*Written exercise*. Report the total number of lines that include the string "Read", without any other text.

-------------------------

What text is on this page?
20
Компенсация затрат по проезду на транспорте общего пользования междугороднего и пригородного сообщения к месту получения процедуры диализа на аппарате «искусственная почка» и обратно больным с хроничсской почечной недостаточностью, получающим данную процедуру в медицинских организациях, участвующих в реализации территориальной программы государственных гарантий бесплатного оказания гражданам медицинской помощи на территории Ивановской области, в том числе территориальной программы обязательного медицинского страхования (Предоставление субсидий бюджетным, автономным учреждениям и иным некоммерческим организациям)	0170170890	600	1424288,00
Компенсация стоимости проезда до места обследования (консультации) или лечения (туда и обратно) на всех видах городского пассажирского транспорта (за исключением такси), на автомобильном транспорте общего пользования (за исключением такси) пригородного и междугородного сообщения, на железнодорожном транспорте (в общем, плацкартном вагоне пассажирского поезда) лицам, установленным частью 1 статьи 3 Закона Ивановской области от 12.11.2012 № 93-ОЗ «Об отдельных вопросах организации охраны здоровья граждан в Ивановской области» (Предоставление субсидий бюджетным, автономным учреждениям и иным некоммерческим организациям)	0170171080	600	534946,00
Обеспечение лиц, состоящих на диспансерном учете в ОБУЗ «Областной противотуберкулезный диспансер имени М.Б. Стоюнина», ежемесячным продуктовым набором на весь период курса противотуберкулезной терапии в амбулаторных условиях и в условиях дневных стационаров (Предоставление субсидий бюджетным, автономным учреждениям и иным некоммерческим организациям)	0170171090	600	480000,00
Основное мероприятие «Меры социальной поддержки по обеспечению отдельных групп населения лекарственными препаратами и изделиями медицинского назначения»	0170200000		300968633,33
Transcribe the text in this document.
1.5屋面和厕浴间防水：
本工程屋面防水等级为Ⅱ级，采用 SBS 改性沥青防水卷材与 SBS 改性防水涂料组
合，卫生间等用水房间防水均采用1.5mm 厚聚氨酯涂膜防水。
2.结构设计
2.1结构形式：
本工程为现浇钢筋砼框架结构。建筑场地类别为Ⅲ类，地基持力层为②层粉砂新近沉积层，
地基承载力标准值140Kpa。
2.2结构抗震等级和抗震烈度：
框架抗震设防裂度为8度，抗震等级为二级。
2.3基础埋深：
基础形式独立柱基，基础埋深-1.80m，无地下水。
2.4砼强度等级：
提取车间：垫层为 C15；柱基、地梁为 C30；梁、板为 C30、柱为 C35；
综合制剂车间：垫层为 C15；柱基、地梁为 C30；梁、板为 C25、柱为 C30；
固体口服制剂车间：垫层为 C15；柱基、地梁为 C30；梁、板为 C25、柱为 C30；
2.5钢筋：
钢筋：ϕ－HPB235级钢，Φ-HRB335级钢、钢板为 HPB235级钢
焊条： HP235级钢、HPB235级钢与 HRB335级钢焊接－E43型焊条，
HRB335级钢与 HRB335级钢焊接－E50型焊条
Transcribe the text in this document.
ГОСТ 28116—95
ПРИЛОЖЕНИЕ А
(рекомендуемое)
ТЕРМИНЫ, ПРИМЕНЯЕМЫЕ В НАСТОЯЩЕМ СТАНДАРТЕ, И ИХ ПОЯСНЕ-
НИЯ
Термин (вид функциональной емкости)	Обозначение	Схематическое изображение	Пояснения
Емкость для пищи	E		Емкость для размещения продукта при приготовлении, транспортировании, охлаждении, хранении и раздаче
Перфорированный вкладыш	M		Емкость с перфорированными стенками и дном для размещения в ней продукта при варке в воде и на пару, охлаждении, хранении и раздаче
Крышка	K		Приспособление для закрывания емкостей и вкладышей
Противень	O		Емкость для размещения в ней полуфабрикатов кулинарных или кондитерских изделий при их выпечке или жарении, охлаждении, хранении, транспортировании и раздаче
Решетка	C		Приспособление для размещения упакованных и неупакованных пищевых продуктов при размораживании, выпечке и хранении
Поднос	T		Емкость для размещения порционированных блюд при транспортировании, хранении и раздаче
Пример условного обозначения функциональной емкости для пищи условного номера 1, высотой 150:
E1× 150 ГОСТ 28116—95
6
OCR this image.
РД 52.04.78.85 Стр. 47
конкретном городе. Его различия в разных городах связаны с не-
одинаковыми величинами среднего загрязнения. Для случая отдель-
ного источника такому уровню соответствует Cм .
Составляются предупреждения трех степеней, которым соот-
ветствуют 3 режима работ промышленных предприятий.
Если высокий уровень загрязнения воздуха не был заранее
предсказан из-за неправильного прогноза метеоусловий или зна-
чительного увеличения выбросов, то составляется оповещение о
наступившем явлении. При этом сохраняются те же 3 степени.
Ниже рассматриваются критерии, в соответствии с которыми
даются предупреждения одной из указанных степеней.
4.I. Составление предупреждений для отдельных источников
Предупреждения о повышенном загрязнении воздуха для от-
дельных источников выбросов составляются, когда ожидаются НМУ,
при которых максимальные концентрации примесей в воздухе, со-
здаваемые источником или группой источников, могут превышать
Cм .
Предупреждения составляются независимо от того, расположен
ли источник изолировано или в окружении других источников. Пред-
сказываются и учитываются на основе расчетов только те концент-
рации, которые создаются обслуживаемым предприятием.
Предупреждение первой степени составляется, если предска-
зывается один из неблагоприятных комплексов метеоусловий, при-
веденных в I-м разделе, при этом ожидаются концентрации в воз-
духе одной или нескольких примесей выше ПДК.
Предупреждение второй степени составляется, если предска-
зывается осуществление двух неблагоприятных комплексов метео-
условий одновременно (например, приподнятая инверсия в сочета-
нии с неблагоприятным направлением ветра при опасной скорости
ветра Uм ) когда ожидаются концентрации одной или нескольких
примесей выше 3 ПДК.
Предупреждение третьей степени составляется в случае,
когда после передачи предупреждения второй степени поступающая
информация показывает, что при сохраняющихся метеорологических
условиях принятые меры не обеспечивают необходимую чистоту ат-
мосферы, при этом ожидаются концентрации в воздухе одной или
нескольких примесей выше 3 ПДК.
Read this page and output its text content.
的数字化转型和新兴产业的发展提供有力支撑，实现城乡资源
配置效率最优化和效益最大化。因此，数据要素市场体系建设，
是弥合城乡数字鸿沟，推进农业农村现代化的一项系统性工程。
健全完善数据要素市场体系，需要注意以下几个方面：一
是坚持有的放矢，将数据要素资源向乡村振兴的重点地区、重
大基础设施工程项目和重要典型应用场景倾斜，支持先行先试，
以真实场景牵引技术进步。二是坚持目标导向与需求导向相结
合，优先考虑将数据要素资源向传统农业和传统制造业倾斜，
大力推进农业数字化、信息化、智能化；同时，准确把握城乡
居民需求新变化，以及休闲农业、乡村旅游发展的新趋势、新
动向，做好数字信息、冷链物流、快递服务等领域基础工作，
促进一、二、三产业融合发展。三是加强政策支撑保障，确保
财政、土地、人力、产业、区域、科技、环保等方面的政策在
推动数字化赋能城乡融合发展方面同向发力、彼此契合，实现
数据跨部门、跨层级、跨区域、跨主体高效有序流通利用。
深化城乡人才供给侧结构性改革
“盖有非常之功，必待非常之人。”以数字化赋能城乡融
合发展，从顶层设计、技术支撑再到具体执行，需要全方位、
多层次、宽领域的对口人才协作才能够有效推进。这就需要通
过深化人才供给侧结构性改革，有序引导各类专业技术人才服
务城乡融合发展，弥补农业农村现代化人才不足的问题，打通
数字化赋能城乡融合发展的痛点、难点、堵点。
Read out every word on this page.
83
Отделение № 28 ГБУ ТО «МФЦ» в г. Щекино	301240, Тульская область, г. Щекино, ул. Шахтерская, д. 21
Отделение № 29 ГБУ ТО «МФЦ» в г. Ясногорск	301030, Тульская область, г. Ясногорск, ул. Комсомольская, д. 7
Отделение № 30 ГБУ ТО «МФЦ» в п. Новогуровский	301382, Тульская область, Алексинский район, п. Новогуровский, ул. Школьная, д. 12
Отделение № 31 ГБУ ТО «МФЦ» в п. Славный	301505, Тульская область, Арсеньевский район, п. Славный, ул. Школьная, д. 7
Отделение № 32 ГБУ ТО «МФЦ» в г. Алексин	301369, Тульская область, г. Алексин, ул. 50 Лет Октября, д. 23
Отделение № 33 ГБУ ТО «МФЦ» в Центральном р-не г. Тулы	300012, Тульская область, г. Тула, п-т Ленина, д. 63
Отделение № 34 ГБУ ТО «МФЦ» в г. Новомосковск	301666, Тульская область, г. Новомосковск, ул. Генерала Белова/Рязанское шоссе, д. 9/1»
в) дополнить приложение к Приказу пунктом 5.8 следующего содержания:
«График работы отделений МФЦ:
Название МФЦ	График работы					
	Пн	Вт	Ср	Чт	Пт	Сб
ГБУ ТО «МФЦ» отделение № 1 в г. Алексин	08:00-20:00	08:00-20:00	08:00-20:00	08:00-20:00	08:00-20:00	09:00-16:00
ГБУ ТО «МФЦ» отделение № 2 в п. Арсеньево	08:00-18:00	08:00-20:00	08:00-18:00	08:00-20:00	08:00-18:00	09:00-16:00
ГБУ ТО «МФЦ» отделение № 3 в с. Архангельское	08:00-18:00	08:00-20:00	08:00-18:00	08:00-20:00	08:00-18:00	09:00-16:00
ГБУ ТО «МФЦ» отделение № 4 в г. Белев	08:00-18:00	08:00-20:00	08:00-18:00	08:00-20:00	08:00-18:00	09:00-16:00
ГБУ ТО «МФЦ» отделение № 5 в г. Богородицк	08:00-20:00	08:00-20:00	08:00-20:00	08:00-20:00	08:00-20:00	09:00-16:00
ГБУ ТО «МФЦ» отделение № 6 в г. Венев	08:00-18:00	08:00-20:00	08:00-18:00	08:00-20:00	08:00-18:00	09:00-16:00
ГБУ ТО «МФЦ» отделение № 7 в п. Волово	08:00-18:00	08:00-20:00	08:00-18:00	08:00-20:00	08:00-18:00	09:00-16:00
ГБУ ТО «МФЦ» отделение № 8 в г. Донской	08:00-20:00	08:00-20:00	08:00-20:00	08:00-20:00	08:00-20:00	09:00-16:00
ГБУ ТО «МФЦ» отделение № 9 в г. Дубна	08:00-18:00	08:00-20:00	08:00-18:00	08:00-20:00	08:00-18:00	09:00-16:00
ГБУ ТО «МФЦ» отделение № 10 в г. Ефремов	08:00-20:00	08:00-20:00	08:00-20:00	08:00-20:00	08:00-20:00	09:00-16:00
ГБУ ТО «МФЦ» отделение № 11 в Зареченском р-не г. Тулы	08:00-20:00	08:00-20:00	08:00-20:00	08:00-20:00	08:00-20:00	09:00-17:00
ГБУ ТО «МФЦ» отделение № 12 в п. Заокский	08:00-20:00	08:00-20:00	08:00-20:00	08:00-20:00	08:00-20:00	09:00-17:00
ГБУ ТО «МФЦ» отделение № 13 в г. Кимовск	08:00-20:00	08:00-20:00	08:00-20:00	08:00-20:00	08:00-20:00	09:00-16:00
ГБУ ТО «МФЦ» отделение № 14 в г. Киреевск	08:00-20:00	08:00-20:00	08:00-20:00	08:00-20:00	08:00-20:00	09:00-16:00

-------------------------

*Result of the task*. 2